Exercise aim: Omit the images. Copy each entry word for word.

>> begin

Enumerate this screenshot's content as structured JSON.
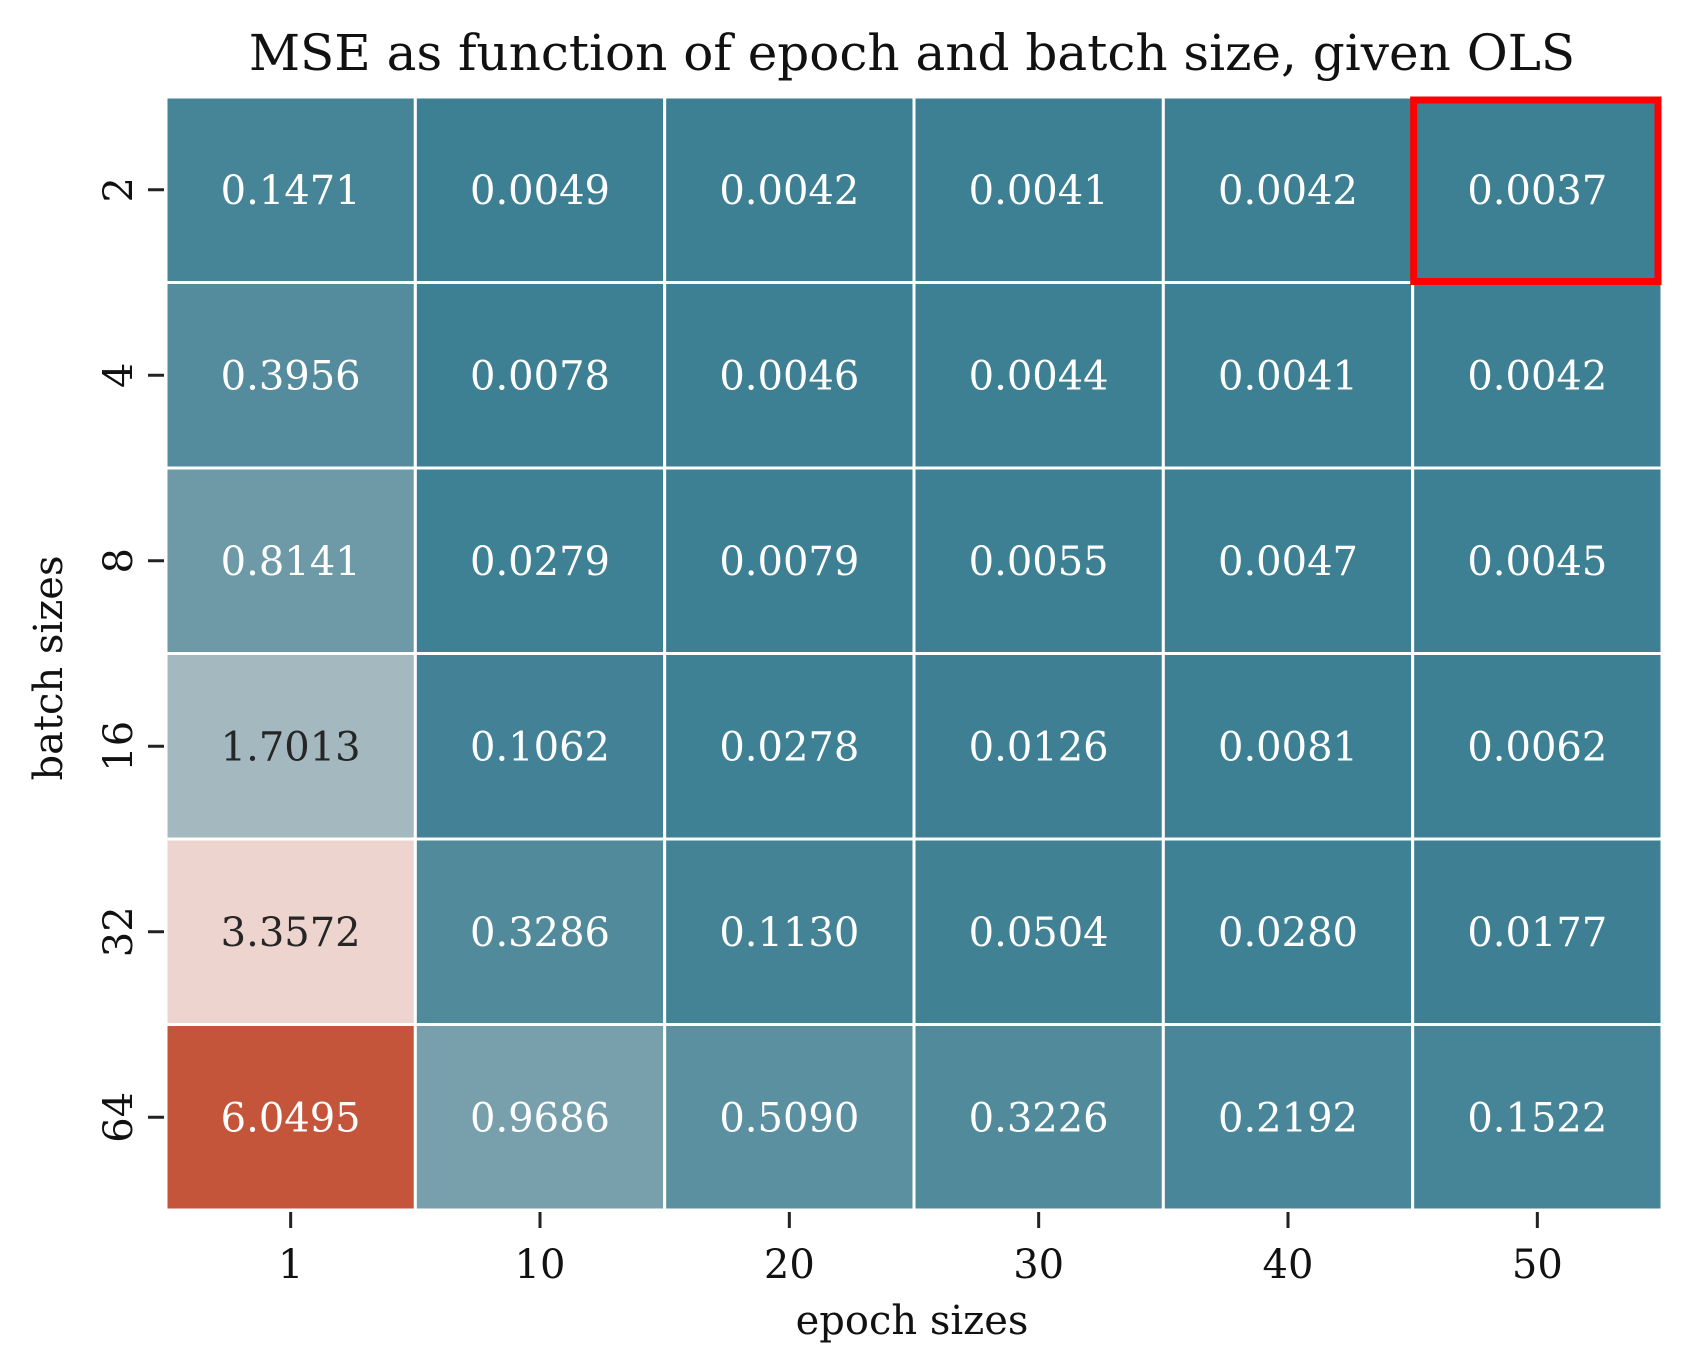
{
  "chart_data": {
    "type": "heatmap",
    "title": "MSE as function of epoch and batch size, given OLS",
    "xlabel": "epoch sizes",
    "ylabel": "batch sizes",
    "x_categories": [
      "1",
      "10",
      "20",
      "30",
      "40",
      "50"
    ],
    "y_categories": [
      "2",
      "4",
      "8",
      "16",
      "32",
      "64"
    ],
    "values": [
      [
        0.1471,
        0.0049,
        0.0042,
        0.0041,
        0.0042,
        0.0037
      ],
      [
        0.3956,
        0.0078,
        0.0046,
        0.0044,
        0.0041,
        0.0042
      ],
      [
        0.8141,
        0.0279,
        0.0079,
        0.0055,
        0.0047,
        0.0045
      ],
      [
        1.7013,
        0.1062,
        0.0278,
        0.0126,
        0.0081,
        0.0062
      ],
      [
        3.3572,
        0.3286,
        0.113,
        0.0504,
        0.028,
        0.0177
      ],
      [
        6.0495,
        0.9686,
        0.509,
        0.3226,
        0.2192,
        0.1522
      ]
    ],
    "value_format": "0.0000",
    "colormap": [
      "#3d7f93",
      "#f2e4e1",
      "#c4553b"
    ],
    "vmin": 0.0037,
    "vmax": 6.0495,
    "colorbar": false,
    "grid_line_color": "#ffffff",
    "highlight": {
      "row": 0,
      "col": 5,
      "color": "#ff0000"
    }
  }
}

>> end

Solution below:
Enumerate this screenshot's content as structured JSON.
{
  "chart_data": {
    "type": "heatmap",
    "title": "MSE as function of epoch and batch size, given OLS",
    "xlabel": "epoch sizes",
    "ylabel": "batch sizes",
    "x_categories": [
      "1",
      "10",
      "20",
      "30",
      "40",
      "50"
    ],
    "y_categories": [
      "2",
      "4",
      "8",
      "16",
      "32",
      "64"
    ],
    "values": [
      [
        0.1471,
        0.0049,
        0.0042,
        0.0041,
        0.0042,
        0.0037
      ],
      [
        0.3956,
        0.0078,
        0.0046,
        0.0044,
        0.0041,
        0.0042
      ],
      [
        0.8141,
        0.0279,
        0.0079,
        0.0055,
        0.0047,
        0.0045
      ],
      [
        1.7013,
        0.1062,
        0.0278,
        0.0126,
        0.0081,
        0.0062
      ],
      [
        3.3572,
        0.3286,
        0.113,
        0.0504,
        0.028,
        0.0177
      ],
      [
        6.0495,
        0.9686,
        0.509,
        0.3226,
        0.2192,
        0.1522
      ]
    ],
    "value_format": "0.0000",
    "colormap": [
      "#3d7f93",
      "#f2e4e1",
      "#c4553b"
    ],
    "vmin": 0.0037,
    "vmax": 6.0495,
    "colorbar": false,
    "grid_line_color": "#ffffff",
    "highlight": {
      "row": 0,
      "col": 5,
      "color": "#ff0000"
    }
  }
}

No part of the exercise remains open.